## Request 1
Write out the part of the Alder Lake text starting with "As you can see in" and going on through "1X performance line.".
## Request 2
Can you repeat, word for word, only the lines of the records starting with the line with "x-tick-label-2000: 2000 [551,991,622,1027]" and going on through the line with "chart-title: Americans' Approval"?

## Source document
============================================================

All told Intel, is making the following claims about its Performance-core architecture versus the previous gen Cypress Cove at ISO frequency (like clock speeds)…
  • A 19% average performance lift over a wide range of general purpose workloads versus Intel’s current 11th Gen Core processors
  • Better memory parallelism and improved execution parallelism with lower latency and support for bigger application footprints.
  • Support for Intel Advanced Matrix Extensions (AMX) for data center products based on Alder Lake architecture that includes hardware-assisted processing for faster matrix multiply operations in AI acceleration.
alder lake performance core performance increase
Alder Lake Performance-core Geomean Performance Gains In General Purpose Workloads

As you can see in the graph above, Intel is illustrating the geometric mean performance gain of Alder Lake's Performance-core versus its current 11th Gen Core architecture code named Cypress Cove. The benchmark metrics here (if you scan the fine print foot notes) are a mix of tests, including SPEC CPU 2017, SYSmark 25, Crossmark, PCMark 10, WebXPRT3, and Geekbench 5.4.1. As you can see, on average there's about a 19% lift, while some results are 1.6X (60%) though a couple actually do land right around the 1X performance line.

============================================================

## Task data
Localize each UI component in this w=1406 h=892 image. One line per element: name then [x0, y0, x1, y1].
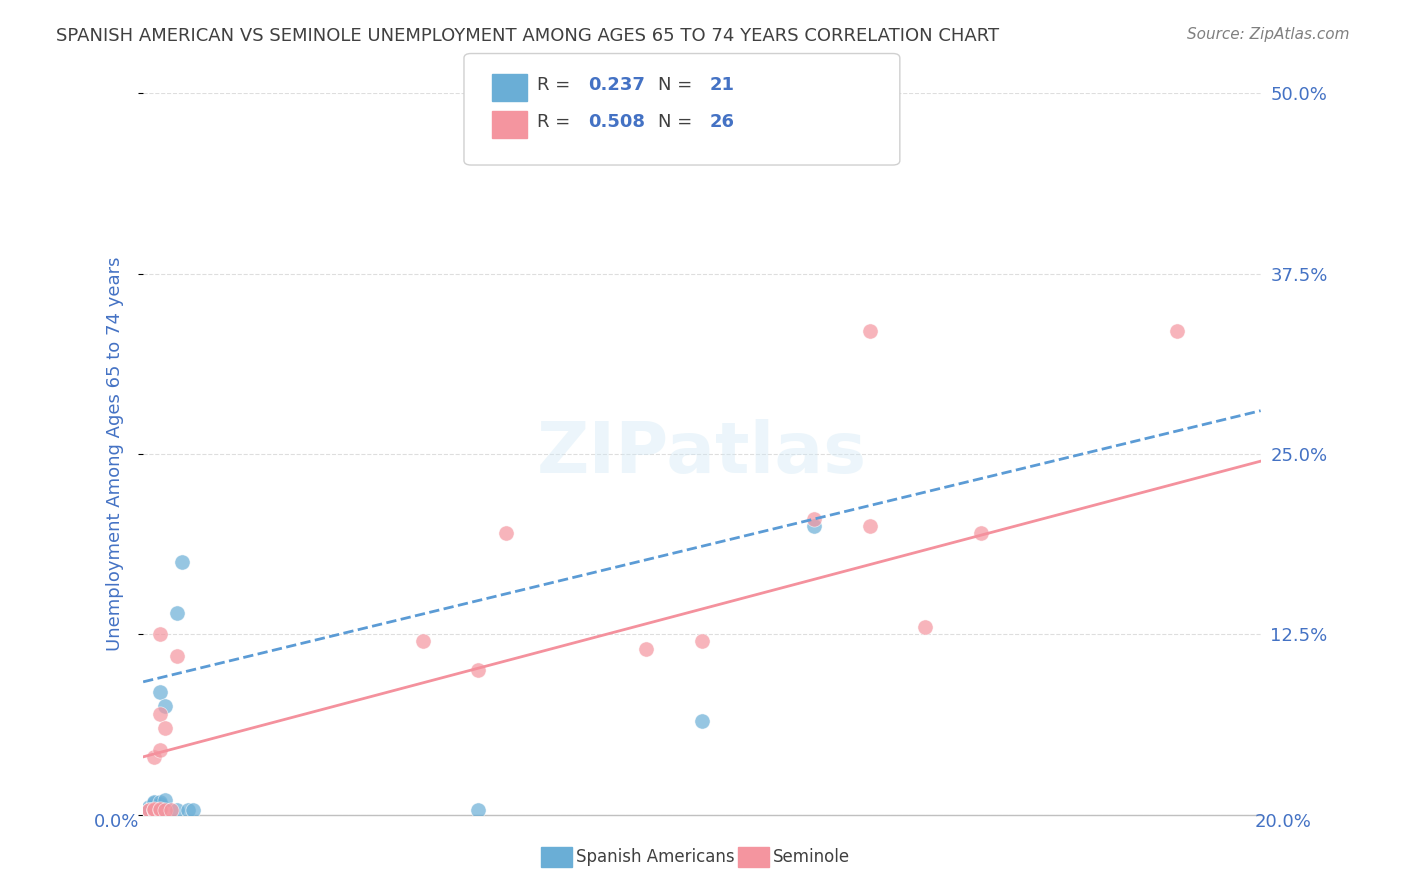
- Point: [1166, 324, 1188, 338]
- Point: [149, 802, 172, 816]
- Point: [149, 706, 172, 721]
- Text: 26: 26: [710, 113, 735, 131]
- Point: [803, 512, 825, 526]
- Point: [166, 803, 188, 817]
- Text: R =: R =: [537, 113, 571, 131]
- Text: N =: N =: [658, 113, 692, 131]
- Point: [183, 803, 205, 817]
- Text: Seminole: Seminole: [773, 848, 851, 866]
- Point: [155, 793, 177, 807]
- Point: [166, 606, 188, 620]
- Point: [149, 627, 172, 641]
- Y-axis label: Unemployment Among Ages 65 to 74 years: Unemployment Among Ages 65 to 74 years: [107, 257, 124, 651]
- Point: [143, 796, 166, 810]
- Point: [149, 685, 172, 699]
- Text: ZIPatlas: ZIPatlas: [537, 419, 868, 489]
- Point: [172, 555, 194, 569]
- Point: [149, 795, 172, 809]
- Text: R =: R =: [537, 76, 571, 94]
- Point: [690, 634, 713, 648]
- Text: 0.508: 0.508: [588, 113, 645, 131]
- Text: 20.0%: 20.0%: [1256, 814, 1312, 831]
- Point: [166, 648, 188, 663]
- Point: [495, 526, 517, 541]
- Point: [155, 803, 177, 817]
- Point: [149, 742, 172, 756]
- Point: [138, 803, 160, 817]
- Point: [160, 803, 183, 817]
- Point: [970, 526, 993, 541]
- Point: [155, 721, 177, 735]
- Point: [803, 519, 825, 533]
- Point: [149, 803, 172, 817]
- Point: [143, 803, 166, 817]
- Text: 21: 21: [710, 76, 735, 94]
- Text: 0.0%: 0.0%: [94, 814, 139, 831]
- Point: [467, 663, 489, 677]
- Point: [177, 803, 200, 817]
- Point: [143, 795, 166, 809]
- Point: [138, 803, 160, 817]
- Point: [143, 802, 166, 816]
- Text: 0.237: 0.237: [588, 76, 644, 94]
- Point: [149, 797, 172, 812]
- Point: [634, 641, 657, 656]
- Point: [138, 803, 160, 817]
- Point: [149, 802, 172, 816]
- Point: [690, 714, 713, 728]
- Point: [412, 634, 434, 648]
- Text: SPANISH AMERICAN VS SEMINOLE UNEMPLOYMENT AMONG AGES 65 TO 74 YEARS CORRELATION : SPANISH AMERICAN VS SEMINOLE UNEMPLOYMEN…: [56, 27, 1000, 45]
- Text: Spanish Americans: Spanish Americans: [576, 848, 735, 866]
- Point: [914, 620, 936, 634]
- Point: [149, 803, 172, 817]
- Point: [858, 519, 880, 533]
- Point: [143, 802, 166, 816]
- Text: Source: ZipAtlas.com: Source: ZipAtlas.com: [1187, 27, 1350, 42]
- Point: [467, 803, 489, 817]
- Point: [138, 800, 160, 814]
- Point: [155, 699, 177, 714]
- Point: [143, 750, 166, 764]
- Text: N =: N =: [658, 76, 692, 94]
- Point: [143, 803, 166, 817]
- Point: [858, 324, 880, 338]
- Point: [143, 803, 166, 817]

============================================================

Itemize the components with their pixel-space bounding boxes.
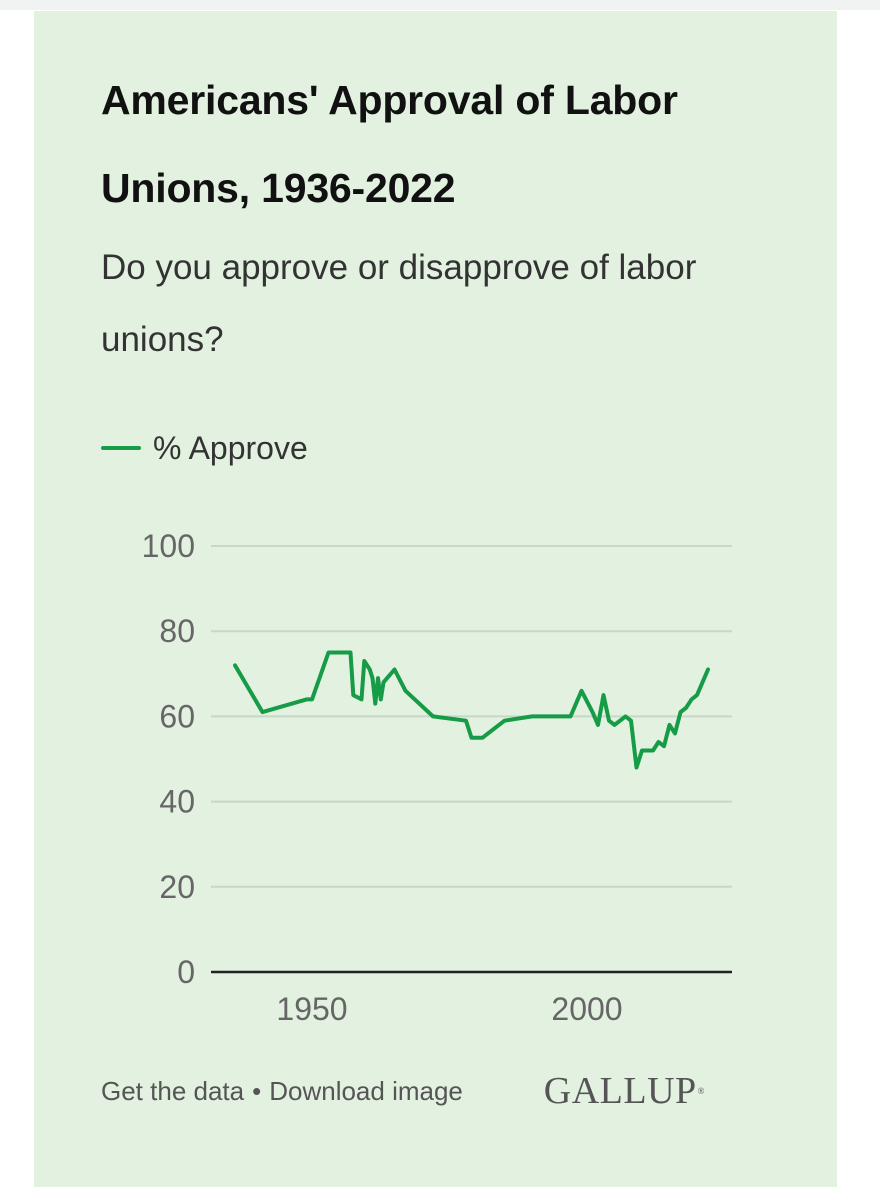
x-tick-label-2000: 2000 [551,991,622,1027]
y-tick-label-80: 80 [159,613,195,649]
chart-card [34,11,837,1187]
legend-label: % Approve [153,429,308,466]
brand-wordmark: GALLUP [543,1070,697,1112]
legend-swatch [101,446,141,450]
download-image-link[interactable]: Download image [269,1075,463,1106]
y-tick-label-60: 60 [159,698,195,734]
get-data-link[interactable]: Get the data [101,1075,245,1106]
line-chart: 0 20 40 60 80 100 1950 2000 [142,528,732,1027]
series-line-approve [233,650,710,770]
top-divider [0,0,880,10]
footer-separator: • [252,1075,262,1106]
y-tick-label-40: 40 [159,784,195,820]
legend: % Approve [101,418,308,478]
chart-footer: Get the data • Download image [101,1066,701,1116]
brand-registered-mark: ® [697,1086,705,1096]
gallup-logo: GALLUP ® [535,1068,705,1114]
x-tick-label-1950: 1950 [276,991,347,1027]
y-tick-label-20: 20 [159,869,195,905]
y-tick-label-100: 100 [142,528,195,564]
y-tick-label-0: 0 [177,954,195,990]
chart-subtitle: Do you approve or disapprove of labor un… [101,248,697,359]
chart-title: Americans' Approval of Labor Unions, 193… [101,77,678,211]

============================================================

## Correct result 1
As you can see in the graph above, Intel is illustrating the geometric mean performance gain of Alder Lake's Performance-core versus its current 11th Gen Core architecture code named Cypress Cove. The benchmark metrics here (if you scan the fine print foot notes) are a mix of tests, including SPEC CPU 2017, SYSmark 25, Crossmark, PCMark 10, WebXPRT3, and Geekbench 5.4.1. As you can see, on average there's about a 19% lift, while some results are 1.6X (60%) though a couple actually do land right around the 1X performance line.

## Correct result 2
x-tick-label-2000: 2000 [551,991,622,1027]
y-tick-label-80: 80 [159,613,195,649]
chart-card [34,11,837,1187]
legend-label: % Approve [153,429,308,466]
brand-wordmark: GALLUP [543,1070,697,1112]
legend-swatch [101,446,141,450]
download-image-link[interactable]: Download image [269,1075,463,1106]
y-tick-label-60: 60 [159,698,195,734]
get-data-link[interactable]: Get the data [101,1075,245,1106]
line-chart: 0 20 40 60 80 100 1950 2000 [142,528,732,1027]
series-line-approve [233,650,710,770]
top-divider [0,0,880,10]
footer-separator: • [252,1075,262,1106]
y-tick-label-40: 40 [159,784,195,820]
legend: % Approve [101,418,308,478]
chart-footer: Get the data • Download image [101,1066,701,1116]
brand-registered-mark: ® [697,1086,705,1096]
gallup-logo: GALLUP ® [535,1068,705,1114]
x-tick-label-1950: 1950 [276,991,347,1027]
y-tick-label-20: 20 [159,869,195,905]
y-tick-label-100: 100 [142,528,195,564]
y-tick-label-0: 0 [177,954,195,990]
chart-subtitle: Do you approve or disapprove of labor un… [101,248,697,359]
chart-title: Americans' Approval of Labor Unions, 193… [101,77,678,211]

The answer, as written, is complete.